(begin)
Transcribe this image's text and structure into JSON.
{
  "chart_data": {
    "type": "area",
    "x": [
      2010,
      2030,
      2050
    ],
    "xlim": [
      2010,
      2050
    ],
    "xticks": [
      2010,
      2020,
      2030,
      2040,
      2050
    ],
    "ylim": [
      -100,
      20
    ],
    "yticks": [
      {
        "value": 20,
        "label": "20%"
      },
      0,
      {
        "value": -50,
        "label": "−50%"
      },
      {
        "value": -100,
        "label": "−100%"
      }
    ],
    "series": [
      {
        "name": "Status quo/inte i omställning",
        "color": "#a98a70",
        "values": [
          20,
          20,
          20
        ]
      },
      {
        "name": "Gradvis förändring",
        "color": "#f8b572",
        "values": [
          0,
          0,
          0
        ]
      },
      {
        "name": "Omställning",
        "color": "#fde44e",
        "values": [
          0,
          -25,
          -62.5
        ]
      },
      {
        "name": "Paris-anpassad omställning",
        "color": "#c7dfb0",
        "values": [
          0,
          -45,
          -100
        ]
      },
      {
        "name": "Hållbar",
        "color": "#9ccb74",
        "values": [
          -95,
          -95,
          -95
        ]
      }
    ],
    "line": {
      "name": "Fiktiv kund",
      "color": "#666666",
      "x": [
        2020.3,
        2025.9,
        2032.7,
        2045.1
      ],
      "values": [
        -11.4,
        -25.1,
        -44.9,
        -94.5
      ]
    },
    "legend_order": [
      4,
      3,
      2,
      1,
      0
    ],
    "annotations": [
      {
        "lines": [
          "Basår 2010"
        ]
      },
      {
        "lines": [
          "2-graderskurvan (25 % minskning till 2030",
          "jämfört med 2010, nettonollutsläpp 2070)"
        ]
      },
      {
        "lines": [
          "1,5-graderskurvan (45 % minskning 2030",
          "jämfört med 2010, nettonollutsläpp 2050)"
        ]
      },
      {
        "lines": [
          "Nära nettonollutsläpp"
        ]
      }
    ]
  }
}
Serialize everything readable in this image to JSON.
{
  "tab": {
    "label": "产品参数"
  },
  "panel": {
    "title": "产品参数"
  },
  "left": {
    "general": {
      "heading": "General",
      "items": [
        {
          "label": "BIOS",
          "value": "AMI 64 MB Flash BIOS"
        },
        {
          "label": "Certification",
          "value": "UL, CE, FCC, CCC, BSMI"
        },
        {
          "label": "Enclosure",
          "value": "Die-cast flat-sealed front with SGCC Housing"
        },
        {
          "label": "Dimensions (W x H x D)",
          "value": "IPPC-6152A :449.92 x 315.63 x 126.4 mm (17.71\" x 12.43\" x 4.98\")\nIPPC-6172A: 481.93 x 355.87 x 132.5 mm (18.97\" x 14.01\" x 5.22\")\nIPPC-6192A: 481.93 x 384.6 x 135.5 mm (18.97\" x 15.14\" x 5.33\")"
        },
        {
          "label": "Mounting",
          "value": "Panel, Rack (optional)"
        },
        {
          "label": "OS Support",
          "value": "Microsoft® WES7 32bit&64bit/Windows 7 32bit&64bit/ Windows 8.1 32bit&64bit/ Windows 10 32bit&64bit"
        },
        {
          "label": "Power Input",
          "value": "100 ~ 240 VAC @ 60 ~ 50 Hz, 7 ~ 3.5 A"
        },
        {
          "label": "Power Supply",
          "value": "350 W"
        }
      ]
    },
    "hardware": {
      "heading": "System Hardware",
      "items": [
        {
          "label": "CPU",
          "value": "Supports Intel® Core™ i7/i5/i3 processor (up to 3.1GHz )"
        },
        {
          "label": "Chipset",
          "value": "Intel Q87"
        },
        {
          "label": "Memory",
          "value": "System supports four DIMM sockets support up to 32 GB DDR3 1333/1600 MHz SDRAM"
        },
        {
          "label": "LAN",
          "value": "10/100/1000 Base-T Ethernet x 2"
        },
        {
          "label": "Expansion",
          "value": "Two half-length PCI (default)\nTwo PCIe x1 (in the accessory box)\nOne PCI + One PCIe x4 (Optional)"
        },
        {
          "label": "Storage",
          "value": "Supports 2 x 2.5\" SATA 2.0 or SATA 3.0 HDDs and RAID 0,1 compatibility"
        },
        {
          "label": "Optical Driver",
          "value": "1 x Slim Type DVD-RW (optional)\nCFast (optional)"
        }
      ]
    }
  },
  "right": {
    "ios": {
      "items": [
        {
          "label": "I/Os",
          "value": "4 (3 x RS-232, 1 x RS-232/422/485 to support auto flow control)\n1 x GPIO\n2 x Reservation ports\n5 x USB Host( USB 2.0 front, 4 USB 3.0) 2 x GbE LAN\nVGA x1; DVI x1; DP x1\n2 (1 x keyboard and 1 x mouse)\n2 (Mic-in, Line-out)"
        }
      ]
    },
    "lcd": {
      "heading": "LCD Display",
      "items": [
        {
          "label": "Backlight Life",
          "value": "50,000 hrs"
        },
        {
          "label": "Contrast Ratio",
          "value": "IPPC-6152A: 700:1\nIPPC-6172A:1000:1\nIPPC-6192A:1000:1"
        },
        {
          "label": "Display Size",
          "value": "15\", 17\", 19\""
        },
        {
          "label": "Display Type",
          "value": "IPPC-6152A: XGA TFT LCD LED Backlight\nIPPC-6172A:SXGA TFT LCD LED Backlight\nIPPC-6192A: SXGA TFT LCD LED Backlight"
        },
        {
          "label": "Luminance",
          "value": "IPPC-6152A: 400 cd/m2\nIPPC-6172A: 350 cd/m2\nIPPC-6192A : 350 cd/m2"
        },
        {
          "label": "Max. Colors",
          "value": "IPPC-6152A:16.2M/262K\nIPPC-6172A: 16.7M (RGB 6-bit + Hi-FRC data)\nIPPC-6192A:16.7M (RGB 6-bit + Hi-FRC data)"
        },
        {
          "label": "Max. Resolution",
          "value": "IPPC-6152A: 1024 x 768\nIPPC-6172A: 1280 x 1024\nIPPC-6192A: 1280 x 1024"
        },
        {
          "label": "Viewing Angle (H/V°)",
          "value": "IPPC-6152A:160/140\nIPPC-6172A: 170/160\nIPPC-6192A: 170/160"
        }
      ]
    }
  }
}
(end)
## What is required:
Extract all of the data shown above without alteration.

## Solution below:
Transcribe this image's text and structure into JSON.
{
  "chart_data": {
    "type": "area",
    "x": [
      2010,
      2030,
      2050
    ],
    "xlim": [
      2010,
      2050
    ],
    "xticks": [
      2010,
      2020,
      2030,
      2040,
      2050
    ],
    "ylim": [
      -100,
      20
    ],
    "yticks": [
      {
        "value": 20,
        "label": "20%"
      },
      0,
      {
        "value": -50,
        "label": "−50%"
      },
      {
        "value": -100,
        "label": "−100%"
      }
    ],
    "series": [
      {
        "name": "Status quo/inte i omställning",
        "color": "#a98a70",
        "values": [
          20,
          20,
          20
        ]
      },
      {
        "name": "Gradvis förändring",
        "color": "#f8b572",
        "values": [
          0,
          0,
          0
        ]
      },
      {
        "name": "Omställning",
        "color": "#fde44e",
        "values": [
          0,
          -25,
          -62.5
        ]
      },
      {
        "name": "Paris-anpassad omställning",
        "color": "#c7dfb0",
        "values": [
          0,
          -45,
          -100
        ]
      },
      {
        "name": "Hållbar",
        "color": "#9ccb74",
        "values": [
          -95,
          -95,
          -95
        ]
      }
    ],
    "line": {
      "name": "Fiktiv kund",
      "color": "#666666",
      "x": [
        2020.3,
        2025.9,
        2032.7,
        2045.1
      ],
      "values": [
        -11.4,
        -25.1,
        -44.9,
        -94.5
      ]
    },
    "legend_order": [
      4,
      3,
      2,
      1,
      0
    ],
    "annotations": [
      {
        "lines": [
          "Basår 2010"
        ]
      },
      {
        "lines": [
          "2-graderskurvan (25 % minskning till 2030",
          "jämfört med 2010, nettonollutsläpp 2070)"
        ]
      },
      {
        "lines": [
          "1,5-graderskurvan (45 % minskning 2030",
          "jämfört med 2010, nettonollutsläpp 2050)"
        ]
      },
      {
        "lines": [
          "Nära nettonollutsläpp"
        ]
      }
    ]
  }
}
Serialize everything readable in this image to JSON.
{
  "tab": {
    "label": "产品参数"
  },
  "panel": {
    "title": "产品参数"
  },
  "left": {
    "general": {
      "heading": "General",
      "items": [
        {
          "label": "BIOS",
          "value": "AMI 64 MB Flash BIOS"
        },
        {
          "label": "Certification",
          "value": "UL, CE, FCC, CCC, BSMI"
        },
        {
          "label": "Enclosure",
          "value": "Die-cast flat-sealed front with SGCC Housing"
        },
        {
          "label": "Dimensions (W x H x D)",
          "value": "IPPC-6152A :449.92 x 315.63 x 126.4 mm (17.71\" x 12.43\" x 4.98\")\nIPPC-6172A: 481.93 x 355.87 x 132.5 mm (18.97\" x 14.01\" x 5.22\")\nIPPC-6192A: 481.93 x 384.6 x 135.5 mm (18.97\" x 15.14\" x 5.33\")"
        },
        {
          "label": "Mounting",
          "value": "Panel, Rack (optional)"
        },
        {
          "label": "OS Support",
          "value": "Microsoft® WES7 32bit&64bit/Windows 7 32bit&64bit/ Windows 8.1 32bit&64bit/ Windows 10 32bit&64bit"
        },
        {
          "label": "Power Input",
          "value": "100 ~ 240 VAC @ 60 ~ 50 Hz, 7 ~ 3.5 A"
        },
        {
          "label": "Power Supply",
          "value": "350 W"
        }
      ]
    },
    "hardware": {
      "heading": "System Hardware",
      "items": [
        {
          "label": "CPU",
          "value": "Supports Intel® Core™ i7/i5/i3 processor (up to 3.1GHz )"
        },
        {
          "label": "Chipset",
          "value": "Intel Q87"
        },
        {
          "label": "Memory",
          "value": "System supports four DIMM sockets support up to 32 GB DDR3 1333/1600 MHz SDRAM"
        },
        {
          "label": "LAN",
          "value": "10/100/1000 Base-T Ethernet x 2"
        },
        {
          "label": "Expansion",
          "value": "Two half-length PCI (default)\nTwo PCIe x1 (in the accessory box)\nOne PCI + One PCIe x4 (Optional)"
        },
        {
          "label": "Storage",
          "value": "Supports 2 x 2.5\" SATA 2.0 or SATA 3.0 HDDs and RAID 0,1 compatibility"
        },
        {
          "label": "Optical Driver",
          "value": "1 x Slim Type DVD-RW (optional)\nCFast (optional)"
        }
      ]
    }
  },
  "right": {
    "ios": {
      "items": [
        {
          "label": "I/Os",
          "value": "4 (3 x RS-232, 1 x RS-232/422/485 to support auto flow control)\n1 x GPIO\n2 x Reservation ports\n5 x USB Host( USB 2.0 front, 4 USB 3.0) 2 x GbE LAN\nVGA x1; DVI x1; DP x1\n2 (1 x keyboard and 1 x mouse)\n2 (Mic-in, Line-out)"
        }
      ]
    },
    "lcd": {
      "heading": "LCD Display",
      "items": [
        {
          "label": "Backlight Life",
          "value": "50,000 hrs"
        },
        {
          "label": "Contrast Ratio",
          "value": "IPPC-6152A: 700:1\nIPPC-6172A:1000:1\nIPPC-6192A:1000:1"
        },
        {
          "label": "Display Size",
          "value": "15\", 17\", 19\""
        },
        {
          "label": "Display Type",
          "value": "IPPC-6152A: XGA TFT LCD LED Backlight\nIPPC-6172A:SXGA TFT LCD LED Backlight\nIPPC-6192A: SXGA TFT LCD LED Backlight"
        },
        {
          "label": "Luminance",
          "value": "IPPC-6152A: 400 cd/m2\nIPPC-6172A: 350 cd/m2\nIPPC-6192A : 350 cd/m2"
        },
        {
          "label": "Max. Colors",
          "value": "IPPC-6152A:16.2M/262K\nIPPC-6172A: 16.7M (RGB 6-bit + Hi-FRC data)\nIPPC-6192A:16.7M (RGB 6-bit + Hi-FRC data)"
        },
        {
          "label": "Max. Resolution",
          "value": "IPPC-6152A: 1024 x 768\nIPPC-6172A: 1280 x 1024\nIPPC-6192A: 1280 x 1024"
        },
        {
          "label": "Viewing Angle (H/V°)",
          "value": "IPPC-6152A:160/140\nIPPC-6172A: 170/160\nIPPC-6192A: 170/160"
        }
      ]
    }
  }
}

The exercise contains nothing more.